→ **WORK INSTRUCTIONS**
Select all lines with the string "contacts" in them, and copy those lines.

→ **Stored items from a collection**
■ ■ ■ ■
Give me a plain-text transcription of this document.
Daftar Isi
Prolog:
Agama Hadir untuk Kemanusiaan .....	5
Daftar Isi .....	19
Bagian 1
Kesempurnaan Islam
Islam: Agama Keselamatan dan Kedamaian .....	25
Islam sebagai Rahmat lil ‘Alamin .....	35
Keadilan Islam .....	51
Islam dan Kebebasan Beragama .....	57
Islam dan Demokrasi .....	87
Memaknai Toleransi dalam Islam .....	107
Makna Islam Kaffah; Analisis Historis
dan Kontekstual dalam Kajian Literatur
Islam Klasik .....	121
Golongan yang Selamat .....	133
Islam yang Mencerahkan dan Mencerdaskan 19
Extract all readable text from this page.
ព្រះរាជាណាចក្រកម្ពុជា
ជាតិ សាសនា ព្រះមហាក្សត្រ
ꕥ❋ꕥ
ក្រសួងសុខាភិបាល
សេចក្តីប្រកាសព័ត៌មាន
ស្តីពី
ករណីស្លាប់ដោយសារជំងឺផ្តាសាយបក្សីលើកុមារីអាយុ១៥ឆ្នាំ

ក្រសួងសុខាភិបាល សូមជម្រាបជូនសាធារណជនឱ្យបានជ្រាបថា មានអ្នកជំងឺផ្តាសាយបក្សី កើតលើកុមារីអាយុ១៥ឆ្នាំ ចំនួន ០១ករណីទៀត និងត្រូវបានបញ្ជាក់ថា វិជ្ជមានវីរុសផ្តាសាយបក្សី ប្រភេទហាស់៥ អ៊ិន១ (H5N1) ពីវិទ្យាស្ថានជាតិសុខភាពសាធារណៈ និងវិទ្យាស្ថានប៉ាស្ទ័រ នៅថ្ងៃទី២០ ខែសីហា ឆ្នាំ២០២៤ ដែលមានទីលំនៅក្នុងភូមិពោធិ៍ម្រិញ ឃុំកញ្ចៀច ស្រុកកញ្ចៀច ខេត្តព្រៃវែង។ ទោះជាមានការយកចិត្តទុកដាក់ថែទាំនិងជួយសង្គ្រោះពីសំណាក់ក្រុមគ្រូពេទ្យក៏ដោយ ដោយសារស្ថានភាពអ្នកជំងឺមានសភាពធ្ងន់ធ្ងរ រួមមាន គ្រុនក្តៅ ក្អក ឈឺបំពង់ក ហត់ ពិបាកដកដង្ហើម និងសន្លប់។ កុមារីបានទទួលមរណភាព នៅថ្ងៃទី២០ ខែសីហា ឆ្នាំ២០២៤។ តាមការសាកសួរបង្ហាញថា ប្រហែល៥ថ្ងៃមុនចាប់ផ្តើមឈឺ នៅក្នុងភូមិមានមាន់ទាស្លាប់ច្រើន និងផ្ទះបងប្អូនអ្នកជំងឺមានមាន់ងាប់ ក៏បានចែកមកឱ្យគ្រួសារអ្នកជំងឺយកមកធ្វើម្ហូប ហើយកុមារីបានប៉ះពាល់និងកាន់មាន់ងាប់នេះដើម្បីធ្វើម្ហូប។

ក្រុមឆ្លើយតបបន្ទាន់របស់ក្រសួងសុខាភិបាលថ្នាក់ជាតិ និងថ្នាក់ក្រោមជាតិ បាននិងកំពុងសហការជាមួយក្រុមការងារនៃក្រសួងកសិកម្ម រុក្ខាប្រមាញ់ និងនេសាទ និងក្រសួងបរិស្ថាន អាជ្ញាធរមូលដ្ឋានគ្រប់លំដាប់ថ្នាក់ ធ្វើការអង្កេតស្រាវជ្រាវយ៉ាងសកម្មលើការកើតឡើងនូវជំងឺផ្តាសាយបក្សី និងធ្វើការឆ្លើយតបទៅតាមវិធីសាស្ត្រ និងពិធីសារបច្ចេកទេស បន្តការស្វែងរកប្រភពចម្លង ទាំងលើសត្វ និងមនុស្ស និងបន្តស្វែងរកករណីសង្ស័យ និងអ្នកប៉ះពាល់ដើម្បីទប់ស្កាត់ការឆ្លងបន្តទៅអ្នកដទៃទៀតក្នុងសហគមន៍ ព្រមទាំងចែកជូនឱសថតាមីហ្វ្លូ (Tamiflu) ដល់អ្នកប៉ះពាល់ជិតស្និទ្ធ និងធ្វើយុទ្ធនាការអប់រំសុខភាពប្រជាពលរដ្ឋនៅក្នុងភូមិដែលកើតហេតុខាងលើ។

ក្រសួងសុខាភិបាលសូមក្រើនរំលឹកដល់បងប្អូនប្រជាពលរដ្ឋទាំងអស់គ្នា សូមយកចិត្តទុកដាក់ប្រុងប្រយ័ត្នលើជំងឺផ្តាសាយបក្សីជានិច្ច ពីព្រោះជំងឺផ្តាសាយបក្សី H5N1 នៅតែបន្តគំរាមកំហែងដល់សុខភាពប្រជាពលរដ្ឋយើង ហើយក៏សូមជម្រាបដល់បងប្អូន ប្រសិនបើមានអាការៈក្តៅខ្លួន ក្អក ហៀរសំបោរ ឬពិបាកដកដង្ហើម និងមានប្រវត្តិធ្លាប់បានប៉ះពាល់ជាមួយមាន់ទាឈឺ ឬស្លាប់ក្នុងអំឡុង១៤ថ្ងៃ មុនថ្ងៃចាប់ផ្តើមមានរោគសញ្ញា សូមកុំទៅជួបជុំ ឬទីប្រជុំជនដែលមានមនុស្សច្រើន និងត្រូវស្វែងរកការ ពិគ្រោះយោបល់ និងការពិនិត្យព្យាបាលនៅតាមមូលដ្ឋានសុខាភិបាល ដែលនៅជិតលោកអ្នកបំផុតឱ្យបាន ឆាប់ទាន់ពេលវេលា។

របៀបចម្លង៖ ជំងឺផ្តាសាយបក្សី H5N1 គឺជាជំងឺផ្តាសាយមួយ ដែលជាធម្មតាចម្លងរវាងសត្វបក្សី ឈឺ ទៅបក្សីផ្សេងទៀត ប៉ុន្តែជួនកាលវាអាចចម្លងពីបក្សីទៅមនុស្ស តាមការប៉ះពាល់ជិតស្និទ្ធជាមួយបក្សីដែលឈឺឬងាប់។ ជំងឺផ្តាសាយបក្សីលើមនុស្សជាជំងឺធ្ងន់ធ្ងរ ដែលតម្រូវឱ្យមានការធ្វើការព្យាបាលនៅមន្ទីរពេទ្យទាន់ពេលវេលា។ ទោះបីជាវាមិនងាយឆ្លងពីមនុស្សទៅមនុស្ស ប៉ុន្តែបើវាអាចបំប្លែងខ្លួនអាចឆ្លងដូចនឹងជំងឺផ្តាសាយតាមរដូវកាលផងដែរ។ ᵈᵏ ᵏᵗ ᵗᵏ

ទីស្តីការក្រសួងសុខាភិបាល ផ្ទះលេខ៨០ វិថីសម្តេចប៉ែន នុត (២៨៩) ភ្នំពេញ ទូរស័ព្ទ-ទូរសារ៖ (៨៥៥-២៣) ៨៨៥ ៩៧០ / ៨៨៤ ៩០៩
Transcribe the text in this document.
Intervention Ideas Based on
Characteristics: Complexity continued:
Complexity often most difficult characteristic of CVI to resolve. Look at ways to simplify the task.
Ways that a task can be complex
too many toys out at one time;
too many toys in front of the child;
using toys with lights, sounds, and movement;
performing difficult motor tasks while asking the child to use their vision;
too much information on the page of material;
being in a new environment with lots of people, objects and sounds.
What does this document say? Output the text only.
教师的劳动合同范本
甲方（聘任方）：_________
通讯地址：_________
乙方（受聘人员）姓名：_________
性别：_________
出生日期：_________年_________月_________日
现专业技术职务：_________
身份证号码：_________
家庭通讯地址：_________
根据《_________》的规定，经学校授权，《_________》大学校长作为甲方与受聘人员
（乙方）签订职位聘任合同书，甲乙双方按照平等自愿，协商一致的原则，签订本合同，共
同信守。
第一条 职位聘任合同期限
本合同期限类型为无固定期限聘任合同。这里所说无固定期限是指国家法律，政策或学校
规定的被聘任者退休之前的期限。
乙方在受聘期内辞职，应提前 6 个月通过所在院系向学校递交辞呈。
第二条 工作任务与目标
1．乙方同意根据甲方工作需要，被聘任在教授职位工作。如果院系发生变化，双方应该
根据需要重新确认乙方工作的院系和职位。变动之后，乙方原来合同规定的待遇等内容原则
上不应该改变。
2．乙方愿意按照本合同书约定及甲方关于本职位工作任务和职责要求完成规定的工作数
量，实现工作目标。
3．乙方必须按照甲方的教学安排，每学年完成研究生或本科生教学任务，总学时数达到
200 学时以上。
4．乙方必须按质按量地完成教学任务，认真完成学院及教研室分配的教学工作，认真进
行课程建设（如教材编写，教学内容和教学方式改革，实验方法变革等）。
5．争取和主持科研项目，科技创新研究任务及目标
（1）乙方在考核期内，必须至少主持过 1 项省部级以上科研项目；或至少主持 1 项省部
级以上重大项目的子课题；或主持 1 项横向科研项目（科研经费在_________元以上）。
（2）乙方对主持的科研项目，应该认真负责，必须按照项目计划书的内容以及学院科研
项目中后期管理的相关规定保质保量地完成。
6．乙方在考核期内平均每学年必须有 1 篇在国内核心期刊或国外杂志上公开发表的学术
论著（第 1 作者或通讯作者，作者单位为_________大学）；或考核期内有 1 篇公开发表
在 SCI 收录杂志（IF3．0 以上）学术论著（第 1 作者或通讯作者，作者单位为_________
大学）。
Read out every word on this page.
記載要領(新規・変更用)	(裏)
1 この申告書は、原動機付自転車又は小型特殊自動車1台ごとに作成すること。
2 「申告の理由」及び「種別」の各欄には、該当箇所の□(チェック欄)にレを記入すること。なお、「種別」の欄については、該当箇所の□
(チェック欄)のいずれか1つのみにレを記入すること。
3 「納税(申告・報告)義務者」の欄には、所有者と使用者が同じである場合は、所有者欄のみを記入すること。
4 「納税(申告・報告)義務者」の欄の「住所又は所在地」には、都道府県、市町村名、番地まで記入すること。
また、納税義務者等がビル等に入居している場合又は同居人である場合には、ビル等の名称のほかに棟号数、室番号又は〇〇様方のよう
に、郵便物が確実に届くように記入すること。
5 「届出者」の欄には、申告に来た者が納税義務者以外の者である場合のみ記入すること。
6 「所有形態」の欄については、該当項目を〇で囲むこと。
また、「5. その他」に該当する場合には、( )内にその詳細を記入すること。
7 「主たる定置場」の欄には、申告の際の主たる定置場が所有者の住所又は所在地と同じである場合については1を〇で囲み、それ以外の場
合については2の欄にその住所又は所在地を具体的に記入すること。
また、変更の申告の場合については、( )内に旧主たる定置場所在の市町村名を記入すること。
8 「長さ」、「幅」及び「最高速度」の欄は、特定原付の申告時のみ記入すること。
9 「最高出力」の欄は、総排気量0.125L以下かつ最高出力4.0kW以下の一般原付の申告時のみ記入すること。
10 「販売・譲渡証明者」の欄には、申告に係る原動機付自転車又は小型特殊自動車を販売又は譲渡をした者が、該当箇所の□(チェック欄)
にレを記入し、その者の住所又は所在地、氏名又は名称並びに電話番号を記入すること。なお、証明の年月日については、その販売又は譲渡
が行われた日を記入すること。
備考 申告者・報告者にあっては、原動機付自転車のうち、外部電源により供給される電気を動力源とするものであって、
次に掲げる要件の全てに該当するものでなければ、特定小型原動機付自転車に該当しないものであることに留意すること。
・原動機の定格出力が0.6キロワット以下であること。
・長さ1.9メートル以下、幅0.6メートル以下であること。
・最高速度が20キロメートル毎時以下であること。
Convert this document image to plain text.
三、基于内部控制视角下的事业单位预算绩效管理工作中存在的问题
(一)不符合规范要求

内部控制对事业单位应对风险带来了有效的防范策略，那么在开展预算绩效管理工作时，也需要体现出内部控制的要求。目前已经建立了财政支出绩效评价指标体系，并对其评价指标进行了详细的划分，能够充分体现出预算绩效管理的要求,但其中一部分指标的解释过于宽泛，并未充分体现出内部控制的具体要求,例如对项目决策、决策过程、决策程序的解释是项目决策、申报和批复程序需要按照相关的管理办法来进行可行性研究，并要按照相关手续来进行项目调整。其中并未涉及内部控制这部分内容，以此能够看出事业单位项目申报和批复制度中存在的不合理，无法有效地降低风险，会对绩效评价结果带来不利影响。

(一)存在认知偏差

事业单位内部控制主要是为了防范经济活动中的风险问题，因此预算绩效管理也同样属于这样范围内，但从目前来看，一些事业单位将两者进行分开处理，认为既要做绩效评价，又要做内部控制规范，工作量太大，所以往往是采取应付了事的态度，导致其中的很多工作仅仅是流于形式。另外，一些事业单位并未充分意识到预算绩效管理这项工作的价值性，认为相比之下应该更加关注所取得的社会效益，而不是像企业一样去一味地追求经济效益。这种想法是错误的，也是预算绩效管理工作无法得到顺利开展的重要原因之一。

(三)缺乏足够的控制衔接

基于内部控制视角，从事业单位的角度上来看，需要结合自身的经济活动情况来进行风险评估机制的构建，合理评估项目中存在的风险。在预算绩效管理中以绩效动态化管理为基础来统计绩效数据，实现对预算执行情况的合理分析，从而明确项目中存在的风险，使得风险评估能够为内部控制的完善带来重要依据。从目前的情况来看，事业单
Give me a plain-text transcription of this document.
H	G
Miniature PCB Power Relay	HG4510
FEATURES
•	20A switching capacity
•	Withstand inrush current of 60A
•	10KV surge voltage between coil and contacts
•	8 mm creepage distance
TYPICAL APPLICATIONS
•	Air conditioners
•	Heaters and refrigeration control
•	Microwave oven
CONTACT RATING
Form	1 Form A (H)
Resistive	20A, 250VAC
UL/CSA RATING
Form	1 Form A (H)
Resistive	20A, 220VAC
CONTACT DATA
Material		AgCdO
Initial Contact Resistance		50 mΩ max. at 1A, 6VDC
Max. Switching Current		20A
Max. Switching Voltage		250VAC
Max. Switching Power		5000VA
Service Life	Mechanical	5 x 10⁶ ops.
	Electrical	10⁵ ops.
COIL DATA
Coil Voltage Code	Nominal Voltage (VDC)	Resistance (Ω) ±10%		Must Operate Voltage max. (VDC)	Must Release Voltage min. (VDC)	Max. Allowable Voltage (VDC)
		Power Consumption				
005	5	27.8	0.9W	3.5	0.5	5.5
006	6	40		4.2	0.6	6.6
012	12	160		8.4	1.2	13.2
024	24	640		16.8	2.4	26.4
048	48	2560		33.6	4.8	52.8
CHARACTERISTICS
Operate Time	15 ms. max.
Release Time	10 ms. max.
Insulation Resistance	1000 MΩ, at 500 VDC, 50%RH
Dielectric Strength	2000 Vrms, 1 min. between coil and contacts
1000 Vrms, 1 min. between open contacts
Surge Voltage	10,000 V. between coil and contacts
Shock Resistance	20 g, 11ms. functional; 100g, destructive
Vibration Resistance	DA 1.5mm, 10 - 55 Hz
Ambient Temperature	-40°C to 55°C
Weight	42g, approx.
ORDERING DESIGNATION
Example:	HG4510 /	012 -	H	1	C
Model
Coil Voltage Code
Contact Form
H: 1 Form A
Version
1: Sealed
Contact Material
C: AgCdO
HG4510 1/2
■ ■ ■ ■
→ **RESULT OF THE EXERCISE**
•	10KV surge voltage between coil and contacts
Dielectric Strength	2000 Vrms, 1 min. between coil and contacts
1000 Vrms, 1 min. between open contacts
Surge Voltage	10,000 V. between coil and contacts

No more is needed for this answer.